[START]

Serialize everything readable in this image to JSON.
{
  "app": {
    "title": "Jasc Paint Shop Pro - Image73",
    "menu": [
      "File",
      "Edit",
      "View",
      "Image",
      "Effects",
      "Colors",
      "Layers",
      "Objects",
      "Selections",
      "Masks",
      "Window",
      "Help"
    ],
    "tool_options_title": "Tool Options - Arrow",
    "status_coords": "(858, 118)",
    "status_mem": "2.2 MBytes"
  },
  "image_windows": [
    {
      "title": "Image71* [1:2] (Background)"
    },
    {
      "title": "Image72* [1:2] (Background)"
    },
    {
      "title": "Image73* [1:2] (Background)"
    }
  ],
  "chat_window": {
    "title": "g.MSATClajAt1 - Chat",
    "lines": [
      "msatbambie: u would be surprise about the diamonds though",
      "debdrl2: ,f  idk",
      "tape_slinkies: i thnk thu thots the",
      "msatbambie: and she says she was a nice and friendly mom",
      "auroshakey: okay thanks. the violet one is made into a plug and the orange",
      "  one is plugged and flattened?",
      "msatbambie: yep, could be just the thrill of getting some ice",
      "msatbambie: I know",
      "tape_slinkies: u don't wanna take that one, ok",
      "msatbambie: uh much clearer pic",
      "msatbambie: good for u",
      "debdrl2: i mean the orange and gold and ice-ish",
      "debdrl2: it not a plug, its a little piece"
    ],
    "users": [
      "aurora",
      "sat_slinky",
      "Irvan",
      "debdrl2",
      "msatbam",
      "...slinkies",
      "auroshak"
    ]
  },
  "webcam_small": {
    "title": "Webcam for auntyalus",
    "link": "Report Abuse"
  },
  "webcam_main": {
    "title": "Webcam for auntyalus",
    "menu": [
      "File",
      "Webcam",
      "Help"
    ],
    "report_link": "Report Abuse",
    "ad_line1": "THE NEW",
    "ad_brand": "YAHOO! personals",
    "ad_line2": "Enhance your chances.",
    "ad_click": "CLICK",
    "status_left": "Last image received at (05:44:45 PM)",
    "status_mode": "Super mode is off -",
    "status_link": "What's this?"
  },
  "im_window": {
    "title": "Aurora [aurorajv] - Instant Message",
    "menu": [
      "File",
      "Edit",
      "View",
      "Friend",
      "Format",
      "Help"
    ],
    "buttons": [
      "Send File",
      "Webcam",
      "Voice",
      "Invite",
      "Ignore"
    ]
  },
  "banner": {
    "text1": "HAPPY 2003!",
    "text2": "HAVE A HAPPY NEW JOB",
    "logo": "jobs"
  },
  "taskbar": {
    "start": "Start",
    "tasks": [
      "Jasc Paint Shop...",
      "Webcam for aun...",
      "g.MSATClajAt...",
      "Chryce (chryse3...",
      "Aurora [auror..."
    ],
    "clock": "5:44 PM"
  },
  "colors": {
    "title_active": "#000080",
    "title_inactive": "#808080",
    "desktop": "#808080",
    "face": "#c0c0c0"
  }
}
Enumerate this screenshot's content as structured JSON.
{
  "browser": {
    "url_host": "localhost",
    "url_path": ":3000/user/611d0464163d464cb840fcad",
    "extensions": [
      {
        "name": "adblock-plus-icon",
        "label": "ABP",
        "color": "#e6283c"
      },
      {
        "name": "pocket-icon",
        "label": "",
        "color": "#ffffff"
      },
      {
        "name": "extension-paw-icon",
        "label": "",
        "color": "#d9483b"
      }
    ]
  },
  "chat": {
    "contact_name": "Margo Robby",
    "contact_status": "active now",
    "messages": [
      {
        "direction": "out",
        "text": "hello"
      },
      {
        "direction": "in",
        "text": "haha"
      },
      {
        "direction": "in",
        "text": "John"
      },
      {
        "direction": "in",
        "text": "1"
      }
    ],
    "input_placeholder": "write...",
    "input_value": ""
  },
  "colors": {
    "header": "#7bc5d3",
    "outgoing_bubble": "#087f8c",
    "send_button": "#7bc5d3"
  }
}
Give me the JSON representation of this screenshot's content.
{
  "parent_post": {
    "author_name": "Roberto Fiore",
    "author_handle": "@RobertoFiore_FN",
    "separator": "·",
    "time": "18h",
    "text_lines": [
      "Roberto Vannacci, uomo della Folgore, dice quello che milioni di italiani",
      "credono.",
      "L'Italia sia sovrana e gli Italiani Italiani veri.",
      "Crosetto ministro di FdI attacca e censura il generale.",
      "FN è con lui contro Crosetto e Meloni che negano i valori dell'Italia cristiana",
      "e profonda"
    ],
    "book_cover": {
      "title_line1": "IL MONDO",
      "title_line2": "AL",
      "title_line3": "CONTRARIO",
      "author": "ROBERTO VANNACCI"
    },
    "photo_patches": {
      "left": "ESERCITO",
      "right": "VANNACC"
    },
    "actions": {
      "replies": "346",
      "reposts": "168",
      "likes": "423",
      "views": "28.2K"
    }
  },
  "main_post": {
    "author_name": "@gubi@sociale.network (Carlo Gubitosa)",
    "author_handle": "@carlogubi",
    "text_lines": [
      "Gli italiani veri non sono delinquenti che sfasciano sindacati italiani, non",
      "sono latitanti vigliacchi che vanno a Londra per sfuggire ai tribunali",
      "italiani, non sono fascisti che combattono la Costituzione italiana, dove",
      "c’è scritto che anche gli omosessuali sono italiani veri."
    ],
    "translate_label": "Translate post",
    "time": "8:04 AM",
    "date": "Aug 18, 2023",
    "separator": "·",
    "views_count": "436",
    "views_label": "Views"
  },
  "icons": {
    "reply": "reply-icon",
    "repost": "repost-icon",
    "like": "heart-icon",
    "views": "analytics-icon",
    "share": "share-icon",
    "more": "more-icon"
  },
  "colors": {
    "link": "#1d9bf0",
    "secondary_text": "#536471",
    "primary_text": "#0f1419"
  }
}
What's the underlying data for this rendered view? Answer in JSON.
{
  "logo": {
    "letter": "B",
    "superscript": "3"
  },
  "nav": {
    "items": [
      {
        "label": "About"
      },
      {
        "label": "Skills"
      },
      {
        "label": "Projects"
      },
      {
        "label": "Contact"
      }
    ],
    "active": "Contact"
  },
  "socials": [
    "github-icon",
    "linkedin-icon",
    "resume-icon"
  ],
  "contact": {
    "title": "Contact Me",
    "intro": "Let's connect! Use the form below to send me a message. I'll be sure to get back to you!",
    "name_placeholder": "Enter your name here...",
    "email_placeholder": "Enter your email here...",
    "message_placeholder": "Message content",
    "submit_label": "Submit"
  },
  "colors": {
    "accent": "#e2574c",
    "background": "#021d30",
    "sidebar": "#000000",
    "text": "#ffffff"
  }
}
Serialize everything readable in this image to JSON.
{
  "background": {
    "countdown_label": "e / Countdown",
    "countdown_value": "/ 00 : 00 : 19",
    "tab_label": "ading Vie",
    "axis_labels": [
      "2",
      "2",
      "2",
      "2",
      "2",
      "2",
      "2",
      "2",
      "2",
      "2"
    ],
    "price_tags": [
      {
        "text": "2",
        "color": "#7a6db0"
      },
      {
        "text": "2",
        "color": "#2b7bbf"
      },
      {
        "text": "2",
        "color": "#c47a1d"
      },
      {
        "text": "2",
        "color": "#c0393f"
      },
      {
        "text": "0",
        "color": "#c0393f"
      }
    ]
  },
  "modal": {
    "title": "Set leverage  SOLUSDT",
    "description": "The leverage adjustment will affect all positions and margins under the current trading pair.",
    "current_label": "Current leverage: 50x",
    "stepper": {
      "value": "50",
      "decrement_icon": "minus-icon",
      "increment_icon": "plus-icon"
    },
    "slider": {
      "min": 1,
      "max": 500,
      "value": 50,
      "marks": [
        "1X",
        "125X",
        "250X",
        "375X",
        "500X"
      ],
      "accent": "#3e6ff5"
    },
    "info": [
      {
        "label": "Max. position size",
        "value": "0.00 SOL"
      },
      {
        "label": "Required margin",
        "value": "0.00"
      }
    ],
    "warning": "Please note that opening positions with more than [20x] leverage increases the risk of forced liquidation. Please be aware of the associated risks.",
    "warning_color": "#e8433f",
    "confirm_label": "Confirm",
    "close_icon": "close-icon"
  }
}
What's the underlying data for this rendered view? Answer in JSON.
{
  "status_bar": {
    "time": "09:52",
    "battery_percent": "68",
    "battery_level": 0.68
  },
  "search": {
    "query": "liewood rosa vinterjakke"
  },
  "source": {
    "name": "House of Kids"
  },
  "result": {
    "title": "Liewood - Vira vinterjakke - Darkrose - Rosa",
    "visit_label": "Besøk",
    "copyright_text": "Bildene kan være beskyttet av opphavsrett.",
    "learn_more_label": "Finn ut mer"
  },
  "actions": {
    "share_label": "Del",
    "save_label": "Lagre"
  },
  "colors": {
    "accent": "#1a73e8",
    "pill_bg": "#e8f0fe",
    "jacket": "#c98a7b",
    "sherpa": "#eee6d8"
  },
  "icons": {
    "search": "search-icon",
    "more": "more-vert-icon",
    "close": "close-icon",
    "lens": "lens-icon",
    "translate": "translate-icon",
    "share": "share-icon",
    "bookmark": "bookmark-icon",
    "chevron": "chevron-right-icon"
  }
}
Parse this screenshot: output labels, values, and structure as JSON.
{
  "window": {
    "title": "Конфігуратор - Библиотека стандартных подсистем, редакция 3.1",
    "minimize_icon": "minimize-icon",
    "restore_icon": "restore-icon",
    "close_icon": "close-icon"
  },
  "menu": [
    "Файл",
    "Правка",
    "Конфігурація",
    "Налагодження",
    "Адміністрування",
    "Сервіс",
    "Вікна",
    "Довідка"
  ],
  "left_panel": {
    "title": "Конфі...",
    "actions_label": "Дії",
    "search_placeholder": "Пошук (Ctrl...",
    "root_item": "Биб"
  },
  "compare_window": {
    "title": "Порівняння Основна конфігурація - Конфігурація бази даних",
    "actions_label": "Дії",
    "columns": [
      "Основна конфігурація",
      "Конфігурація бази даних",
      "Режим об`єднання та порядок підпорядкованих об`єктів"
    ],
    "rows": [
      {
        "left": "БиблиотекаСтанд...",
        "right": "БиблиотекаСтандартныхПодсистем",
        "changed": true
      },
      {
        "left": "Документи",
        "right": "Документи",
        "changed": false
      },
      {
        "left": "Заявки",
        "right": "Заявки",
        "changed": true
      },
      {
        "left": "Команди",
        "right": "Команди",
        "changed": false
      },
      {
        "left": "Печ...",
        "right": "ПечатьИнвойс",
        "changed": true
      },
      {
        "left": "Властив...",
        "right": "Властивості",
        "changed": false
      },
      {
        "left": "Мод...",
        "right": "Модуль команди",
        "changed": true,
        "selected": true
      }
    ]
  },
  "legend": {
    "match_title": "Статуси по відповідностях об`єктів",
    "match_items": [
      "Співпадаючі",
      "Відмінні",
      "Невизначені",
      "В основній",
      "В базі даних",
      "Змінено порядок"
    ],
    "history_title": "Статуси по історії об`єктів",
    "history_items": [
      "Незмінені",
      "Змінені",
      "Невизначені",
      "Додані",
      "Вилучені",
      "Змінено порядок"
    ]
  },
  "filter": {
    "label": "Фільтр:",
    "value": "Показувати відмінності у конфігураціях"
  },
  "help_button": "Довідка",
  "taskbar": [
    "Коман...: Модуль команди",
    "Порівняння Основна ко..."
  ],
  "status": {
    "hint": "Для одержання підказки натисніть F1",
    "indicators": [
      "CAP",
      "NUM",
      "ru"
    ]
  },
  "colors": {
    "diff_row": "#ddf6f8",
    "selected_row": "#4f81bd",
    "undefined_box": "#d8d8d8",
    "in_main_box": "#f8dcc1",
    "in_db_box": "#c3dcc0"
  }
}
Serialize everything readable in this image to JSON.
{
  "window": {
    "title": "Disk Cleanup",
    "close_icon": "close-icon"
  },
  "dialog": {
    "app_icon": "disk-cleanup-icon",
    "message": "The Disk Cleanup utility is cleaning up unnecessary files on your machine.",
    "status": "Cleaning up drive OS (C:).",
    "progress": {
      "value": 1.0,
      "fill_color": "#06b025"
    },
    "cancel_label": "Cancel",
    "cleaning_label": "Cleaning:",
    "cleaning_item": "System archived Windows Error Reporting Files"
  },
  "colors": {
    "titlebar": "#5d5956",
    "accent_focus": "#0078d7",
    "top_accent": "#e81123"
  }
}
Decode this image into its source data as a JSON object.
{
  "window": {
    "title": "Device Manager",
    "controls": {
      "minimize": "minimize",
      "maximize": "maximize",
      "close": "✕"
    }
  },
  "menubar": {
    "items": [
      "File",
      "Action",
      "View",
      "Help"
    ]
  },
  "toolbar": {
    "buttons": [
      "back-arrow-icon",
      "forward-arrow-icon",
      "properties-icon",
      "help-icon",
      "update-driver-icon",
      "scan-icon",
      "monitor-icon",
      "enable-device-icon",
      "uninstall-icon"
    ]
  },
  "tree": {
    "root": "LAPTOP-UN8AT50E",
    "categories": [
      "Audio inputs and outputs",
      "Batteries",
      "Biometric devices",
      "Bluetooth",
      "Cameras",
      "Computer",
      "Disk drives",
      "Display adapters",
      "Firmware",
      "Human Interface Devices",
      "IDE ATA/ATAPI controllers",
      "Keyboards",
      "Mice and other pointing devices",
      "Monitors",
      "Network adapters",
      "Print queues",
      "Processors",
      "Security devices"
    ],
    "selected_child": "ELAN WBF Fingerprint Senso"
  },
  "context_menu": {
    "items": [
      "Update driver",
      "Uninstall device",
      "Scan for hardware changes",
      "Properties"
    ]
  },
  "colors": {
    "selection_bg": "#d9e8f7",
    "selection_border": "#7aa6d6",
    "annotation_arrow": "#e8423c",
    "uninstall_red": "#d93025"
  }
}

[END]

**To do:**
Identify every line above that includes the word "plus", and show those lines.

**Task result:**
        "name": "adblock-plus-icon",
      "increment_icon": "plus-icon"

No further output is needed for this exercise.